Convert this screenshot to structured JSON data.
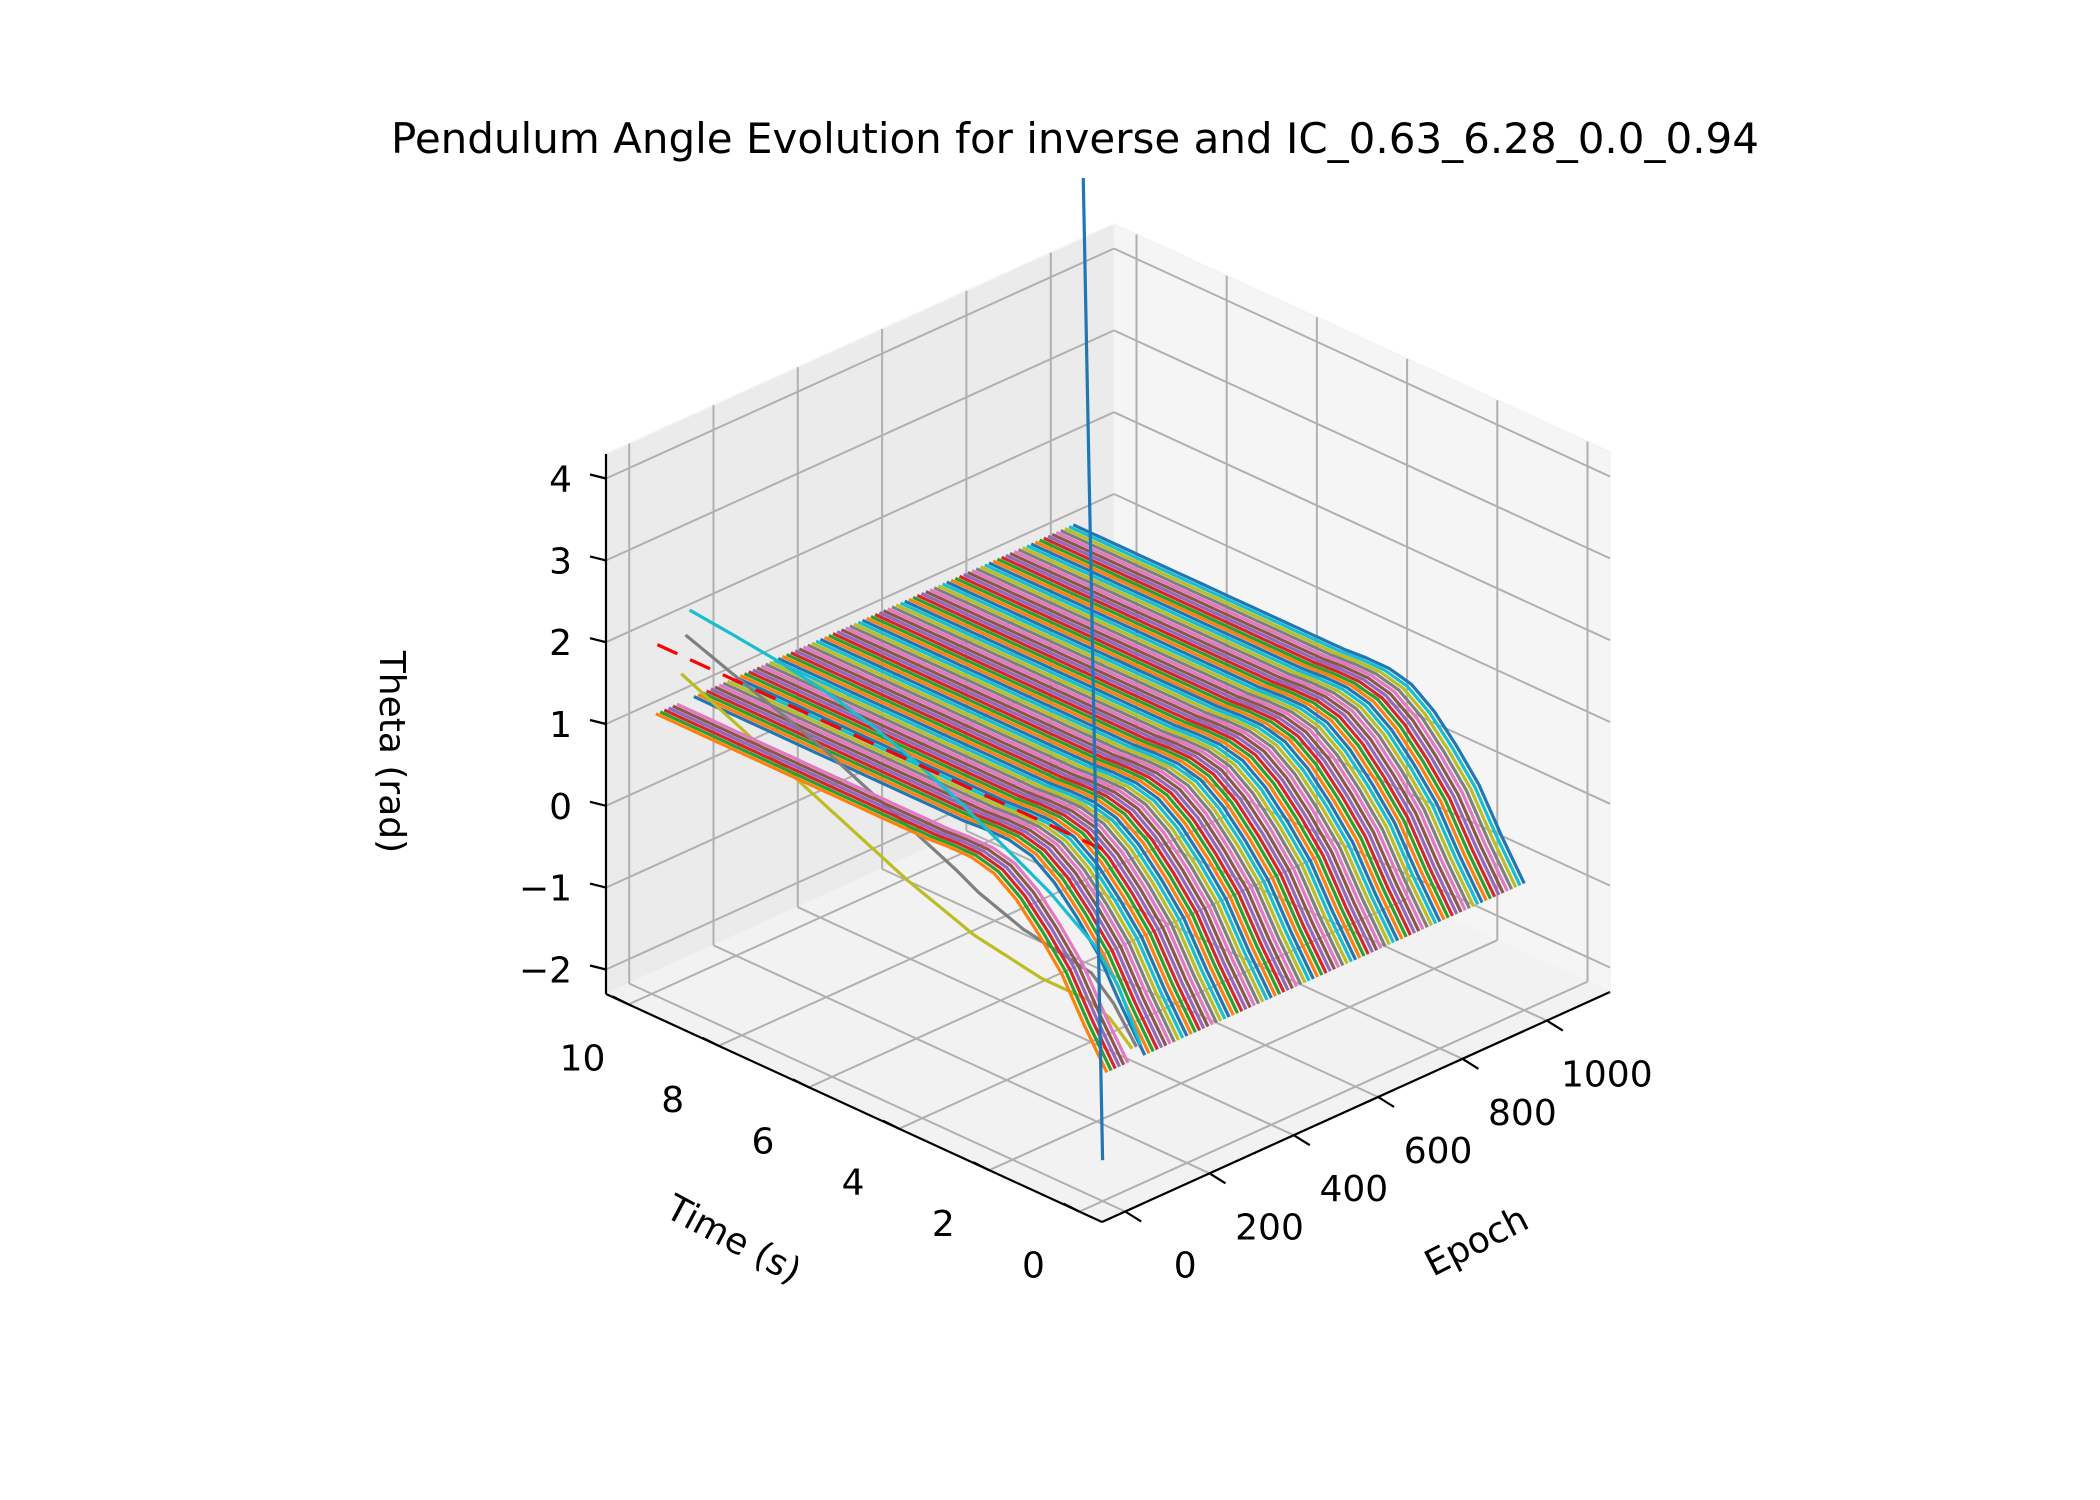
{
  "chart_data": {
    "type": "line",
    "projection": "3d",
    "title": "Pendulum Angle Evolution for inverse and IC_0.63_6.28_0.0_0.94",
    "axes": {
      "x": {
        "label": "Epoch",
        "ticks": [
          0,
          200,
          400,
          600,
          800,
          1000
        ],
        "lim": [
          -55,
          1150
        ]
      },
      "y": {
        "label": "Time (s)",
        "ticks": [
          0,
          2,
          4,
          6,
          8,
          10
        ],
        "lim": [
          -0.5,
          10.5
        ]
      },
      "z": {
        "label": "Theta (rad)",
        "ticks": [
          "−2",
          "−1",
          "0",
          "1",
          "2",
          "3",
          "4"
        ],
        "tick_values": [
          -2,
          -1,
          0,
          1,
          2,
          3,
          4
        ],
        "lim": [
          -2.3,
          4.3
        ]
      }
    },
    "grid": true,
    "legend": "none",
    "epoch_series": {
      "description_values": "theta(t) traces, one per epoch",
      "epochs_start": 0,
      "epochs_end": 1000,
      "epochs_step": 10,
      "time_samples": [
        0,
        0.5,
        1,
        1.5,
        2,
        2.5,
        3,
        3.5,
        4,
        5,
        6,
        7,
        8,
        9,
        10
      ],
      "converged_theta": [
        -0.75,
        -0.3,
        0.2,
        0.55,
        0.85,
        1.05,
        1.12,
        1.12,
        1.1,
        1.1,
        1.1,
        1.1,
        1.1,
        1.1,
        1.1
      ],
      "early_theta": [
        {
          "epoch": 0,
          "color": "#1f77b4",
          "theta": [
            -1.8,
            12,
            30,
            60,
            110,
            180,
            260,
            350,
            450,
            650,
            900,
            1200,
            1500,
            1850,
            2200
          ]
        },
        {
          "epoch": 70,
          "color": "#bcbd22",
          "theta": [
            -0.6,
            -0.35,
            -0.25,
            -0.25,
            -0.25,
            -0.2,
            -0.15,
            -0.1,
            0,
            0.2,
            0.45,
            0.7,
            0.95,
            1.2,
            1.45
          ]
        },
        {
          "epoch": 80,
          "color": "#7f7f7f",
          "theta": [
            -0.6,
            -0.2,
            0.05,
            0.1,
            0.15,
            0.2,
            0.3,
            0.4,
            0.55,
            0.8,
            1.05,
            1.3,
            1.5,
            1.7,
            1.9
          ]
        },
        {
          "epoch": 90,
          "color": "#17becf",
          "theta": [
            -0.6,
            0.0,
            0.35,
            0.55,
            0.75,
            0.9,
            1.05,
            1.2,
            1.35,
            1.6,
            1.8,
            1.95,
            2.05,
            2.12,
            2.18
          ]
        }
      ],
      "colors": [
        "#1f77b4",
        "#ff7f0e",
        "#2ca02c",
        "#d62728",
        "#9467bd",
        "#8c564b",
        "#e377c2",
        "#7f7f7f",
        "#bcbd22",
        "#17becf"
      ]
    },
    "reference_line": {
      "style": "dashed",
      "color": "#ff0000",
      "epoch": 0,
      "time": [
        0,
        10
      ],
      "theta": 2.0
    }
  }
}
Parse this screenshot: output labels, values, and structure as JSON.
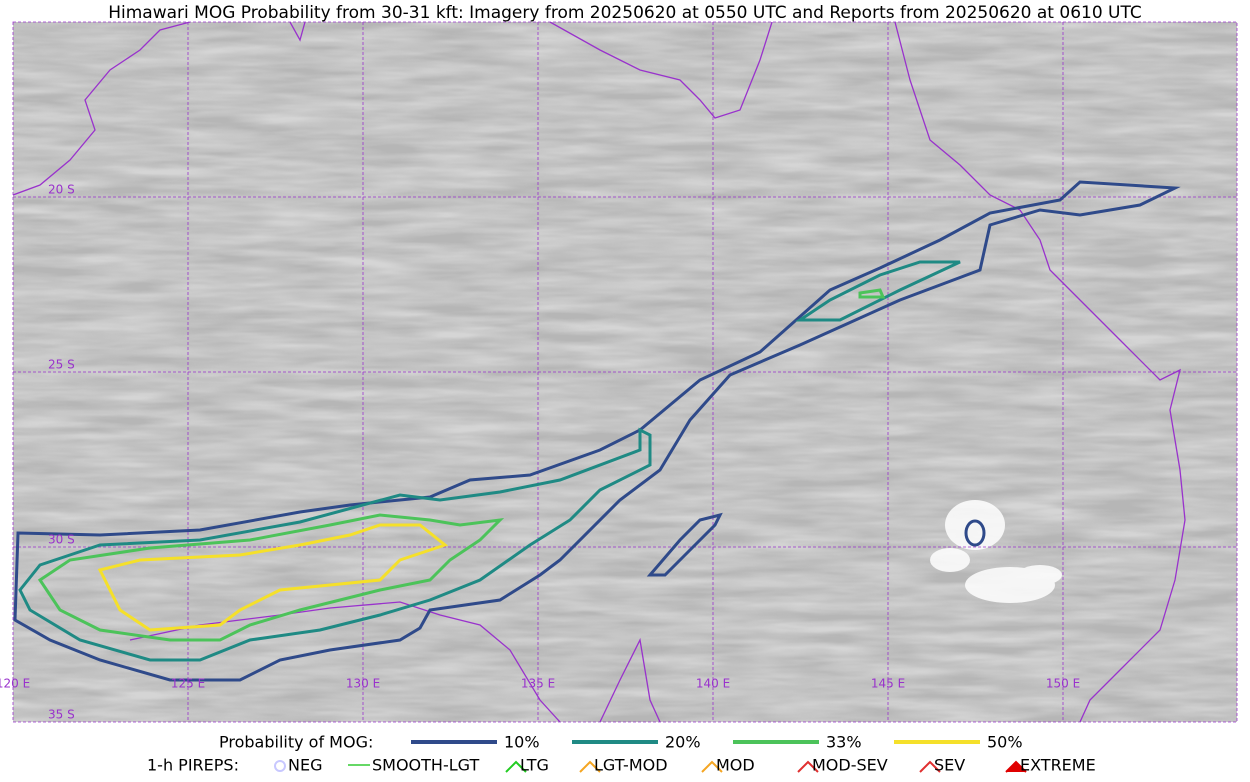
{
  "header": {
    "title": "Himawari MOG Probability from 30-31 kft: Imagery from 20250620 at 0550 UTC and Reports from 20250620 at 0610 UTC"
  },
  "map": {
    "latitude_labels": [
      "20 S",
      "25 S",
      "30 S",
      "35 S"
    ],
    "longitude_labels": [
      "120 E",
      "125 E",
      "130 E",
      "135 E",
      "140 E",
      "145 E",
      "150 E"
    ]
  },
  "legend": {
    "probability": {
      "label": "Probability of MOG:",
      "items": [
        "10%",
        "20%",
        "33%",
        "50%"
      ]
    },
    "pireps": {
      "label": "1-h PIREPS:",
      "items": [
        "NEG",
        "SMOOTH-LGT",
        "LTG",
        "LGT-MOD",
        "MOD",
        "MOD-SEV",
        "SEV",
        "EXTREME"
      ]
    }
  }
}
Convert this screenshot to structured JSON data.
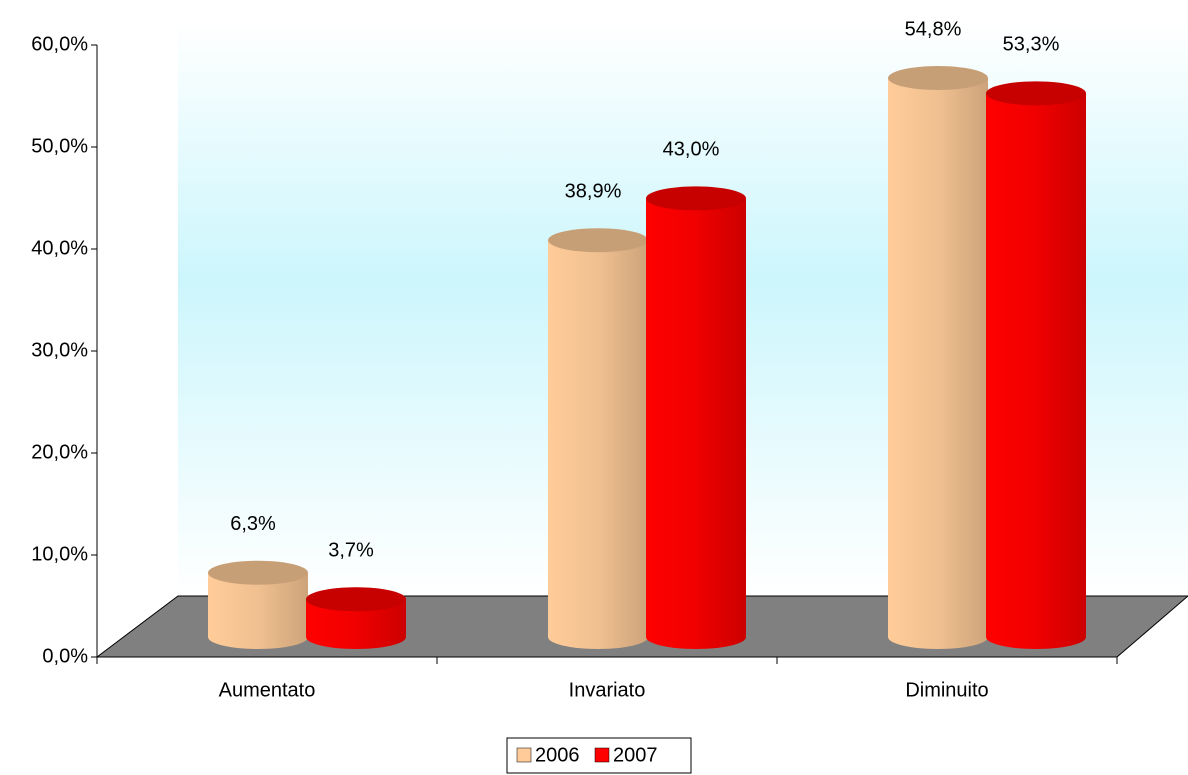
{
  "chart_data": {
    "type": "bar",
    "categories": [
      "Aumentato",
      "Invariato",
      "Diminuito"
    ],
    "series": [
      {
        "name": "2006",
        "color": "#ffcc99",
        "values": [
          6.3,
          38.9,
          54.8
        ],
        "value_labels": [
          "6,3%",
          "38,9%",
          "54,8%"
        ]
      },
      {
        "name": "2007",
        "color": "#ff0000",
        "values": [
          3.7,
          43.0,
          53.3
        ],
        "value_labels": [
          "3,7%",
          "43,0%",
          "53,3%"
        ]
      }
    ],
    "ylim": [
      0,
      60
    ],
    "yticks": [
      {
        "value": 0,
        "label": "0,0%"
      },
      {
        "value": 10,
        "label": "10,0%"
      },
      {
        "value": 20,
        "label": "20,0%"
      },
      {
        "value": 30,
        "label": "30,0%"
      },
      {
        "value": 40,
        "label": "40,0%"
      },
      {
        "value": 50,
        "label": "50,0%"
      },
      {
        "value": 60,
        "label": "60,0%"
      }
    ],
    "legend": "bottom"
  }
}
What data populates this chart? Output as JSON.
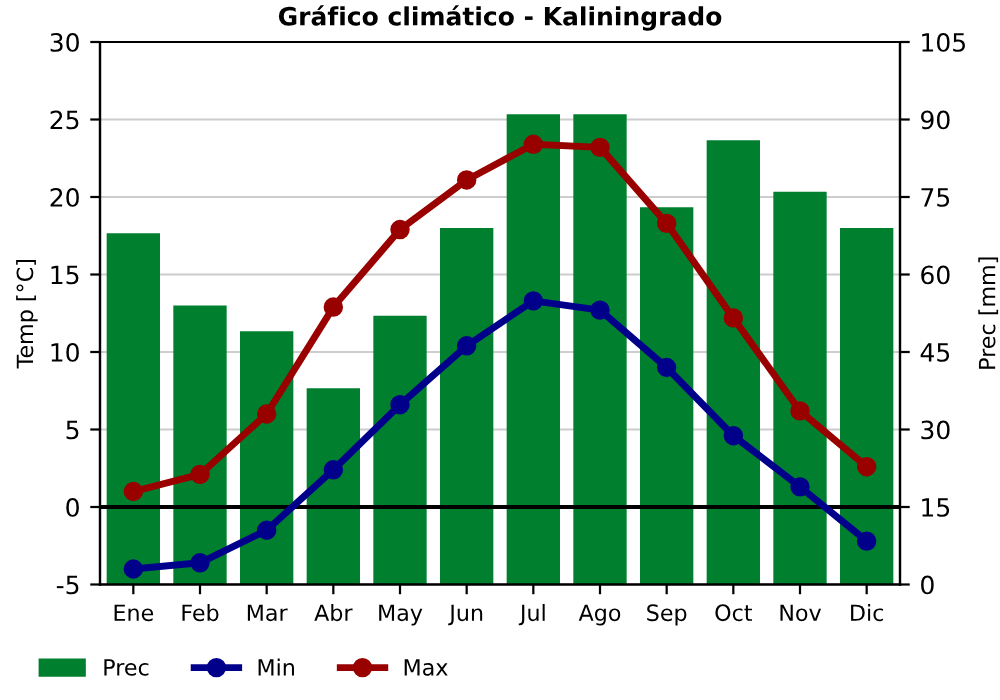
{
  "chart_data": {
    "type": "line",
    "title": "Gráfico climático - Kaliningrado",
    "ylabel": "Temp [°C]",
    "y2label": "Prec [mm]",
    "categories": [
      "Ene",
      "Feb",
      "Mar",
      "Abr",
      "May",
      "Jun",
      "Jul",
      "Ago",
      "Sep",
      "Oct",
      "Nov",
      "Dic"
    ],
    "series": [
      {
        "name": "Prec",
        "type": "bar",
        "axis": "y2",
        "color": "#007f2e",
        "values": [
          68,
          54,
          49,
          38,
          52,
          69,
          91,
          91,
          73,
          86,
          76,
          69
        ]
      },
      {
        "name": "Min",
        "color": "#00008b",
        "values": [
          -4.0,
          -3.6,
          -1.5,
          2.4,
          6.6,
          10.4,
          13.3,
          12.7,
          9.0,
          4.6,
          1.3,
          -2.2
        ]
      },
      {
        "name": "Max",
        "color": "#990000",
        "values": [
          1.0,
          2.1,
          6.0,
          12.9,
          17.9,
          21.1,
          23.4,
          23.2,
          18.3,
          12.2,
          6.2,
          2.6
        ]
      }
    ],
    "ylim": [
      -5,
      30
    ],
    "yticks": [
      -5,
      0,
      5,
      10,
      15,
      20,
      25,
      30
    ],
    "y2lim": [
      0,
      105
    ],
    "y2ticks": [
      0,
      15,
      30,
      45,
      60,
      75,
      90,
      105
    ],
    "ref_lines": [
      {
        "axis": "y",
        "value": 0,
        "color": "#000000"
      }
    ],
    "grid": "y",
    "legend": "bottom",
    "marker": "circle",
    "line_style": "solid"
  }
}
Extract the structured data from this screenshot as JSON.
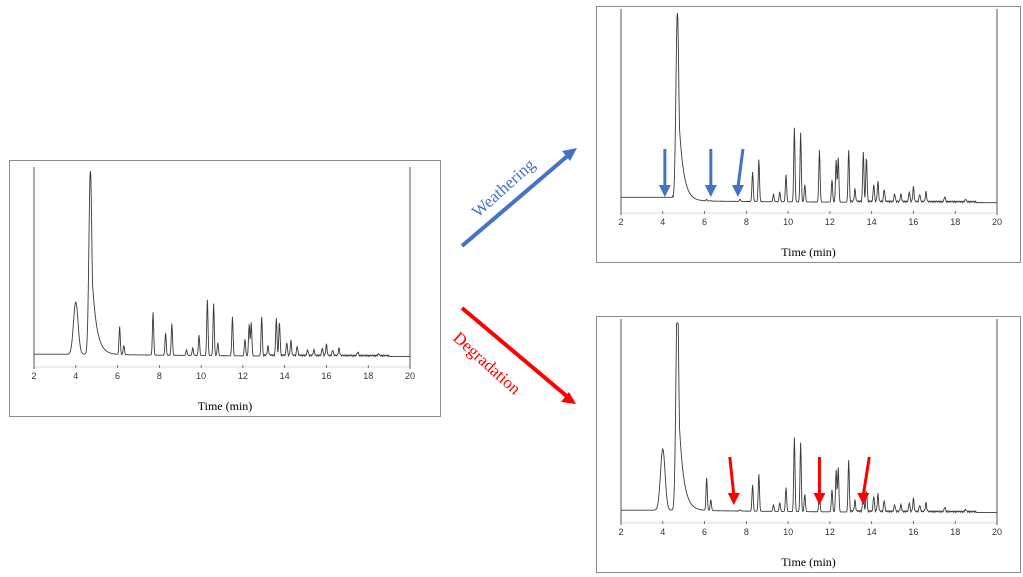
++++++++
Find the word "from" in the data and show each line that holds it.

EXERCISE ANSWER:
    "title": "Himawari MOG Probability from 30-31 kft: Imagery from 20250620 at 0550 UTC and Reports from 20250620 at 0610 UTC"
Extract the structured data from this screenshot as JSON.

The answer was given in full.